§ Directions for this task: Please give the listing again in its entirety, exactly as written.

A run of records:
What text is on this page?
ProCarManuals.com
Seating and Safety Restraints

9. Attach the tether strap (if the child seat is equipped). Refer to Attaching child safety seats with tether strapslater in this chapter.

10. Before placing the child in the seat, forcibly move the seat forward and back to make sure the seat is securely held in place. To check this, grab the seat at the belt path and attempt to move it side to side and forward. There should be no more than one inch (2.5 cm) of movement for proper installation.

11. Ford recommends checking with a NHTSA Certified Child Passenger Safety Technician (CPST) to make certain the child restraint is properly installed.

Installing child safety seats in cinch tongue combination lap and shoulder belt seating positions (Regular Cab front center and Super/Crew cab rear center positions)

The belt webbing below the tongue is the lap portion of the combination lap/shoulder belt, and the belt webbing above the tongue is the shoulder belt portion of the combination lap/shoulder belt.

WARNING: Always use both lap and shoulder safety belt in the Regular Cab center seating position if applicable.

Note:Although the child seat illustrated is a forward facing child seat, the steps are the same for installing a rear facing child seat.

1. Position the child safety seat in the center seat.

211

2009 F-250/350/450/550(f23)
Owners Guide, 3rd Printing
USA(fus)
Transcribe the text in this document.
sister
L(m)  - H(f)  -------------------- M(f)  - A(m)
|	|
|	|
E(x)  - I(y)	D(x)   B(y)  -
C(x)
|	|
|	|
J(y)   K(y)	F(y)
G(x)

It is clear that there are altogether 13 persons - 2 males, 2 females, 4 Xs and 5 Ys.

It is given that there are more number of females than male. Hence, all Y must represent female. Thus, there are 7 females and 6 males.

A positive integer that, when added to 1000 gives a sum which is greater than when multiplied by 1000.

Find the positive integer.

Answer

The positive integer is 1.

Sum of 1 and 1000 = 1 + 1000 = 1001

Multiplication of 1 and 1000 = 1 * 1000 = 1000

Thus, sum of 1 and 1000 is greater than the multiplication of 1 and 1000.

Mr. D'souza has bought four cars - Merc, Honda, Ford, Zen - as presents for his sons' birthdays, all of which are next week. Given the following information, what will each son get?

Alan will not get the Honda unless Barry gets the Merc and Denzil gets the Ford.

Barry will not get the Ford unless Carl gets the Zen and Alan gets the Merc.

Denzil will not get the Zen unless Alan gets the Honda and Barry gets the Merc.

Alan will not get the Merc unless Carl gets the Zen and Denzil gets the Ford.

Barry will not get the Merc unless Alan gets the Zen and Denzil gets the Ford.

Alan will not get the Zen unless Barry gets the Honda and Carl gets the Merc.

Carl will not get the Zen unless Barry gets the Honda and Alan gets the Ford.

§ Full response:
What text is on this page?
ProCarManuals.com
Seating and Safety Restraints

9. Attach the tether strap (if the child seat is equipped). Refer to Attaching child safety seats with tether strapslater in this chapter.

10. Before placing the child in the seat, forcibly move the seat forward and back to make sure the seat is securely held in place. To check this, grab the seat at the belt path and attempt to move it side to side and forward. There should be no more than one inch (2.5 cm) of movement for proper installation.

11. Ford recommends checking with a NHTSA Certified Child Passenger Safety Technician (CPST) to make certain the child restraint is properly installed.

Installing child safety seats in cinch tongue combination lap and shoulder belt seating positions (Regular Cab front center and Super/Crew cab rear center positions)

The belt webbing below the tongue is the lap portion of the combination lap/shoulder belt, and the belt webbing above the tongue is the shoulder belt portion of the combination lap/shoulder belt.

WARNING: Always use both lap and shoulder safety belt in the Regular Cab center seating position if applicable.

Note:Although the child seat illustrated is a forward facing child seat, the steps are the same for installing a rear facing child seat.

1. Position the child safety seat in the center seat.

211

2009 F-250/350/450/550(f23)
Owners Guide, 3rd Printing
USA(fus)
Transcribe the text in this document.
sister
L(m)  - H(f)  -------------------- M(f)  - A(m)
|	|
|	|
E(x)  - I(y)	D(x)   B(y)  -
C(x)
|	|
|	|
J(y)   K(y)	F(y)
G(x)

It is clear that there are altogether 13 persons - 2 males, 2 females, 4 Xs and 5 Ys.

It is given that there are more number of females than male. Hence, all Y must represent female. Thus, there are 7 females and 6 males.

A positive integer that, when added to 1000 gives a sum which is greater than when multiplied by 1000.

Find the positive integer.

Answer

The positive integer is 1.

Sum of 1 and 1000 = 1 + 1000 = 1001

Multiplication of 1 and 1000 = 1 * 1000 = 1000

Thus, sum of 1 and 1000 is greater than the multiplication of 1 and 1000.

Mr. D'souza has bought four cars - Merc, Honda, Ford, Zen - as presents for his sons' birthdays, all of which are next week. Given the following information, what will each son get?

Alan will not get the Honda unless Barry gets the Merc and Denzil gets the Ford.

Barry will not get the Ford unless Carl gets the Zen and Alan gets the Merc.

Denzil will not get the Zen unless Alan gets the Honda and Barry gets the Merc.

Alan will not get the Merc unless Carl gets the Zen and Denzil gets the Ford.

Barry will not get the Merc unless Alan gets the Zen and Denzil gets the Ford.

Alan will not get the Zen unless Barry gets the Honda and Carl gets the Merc.

Carl will not get the Zen unless Barry gets the Honda and Alan gets the Ford.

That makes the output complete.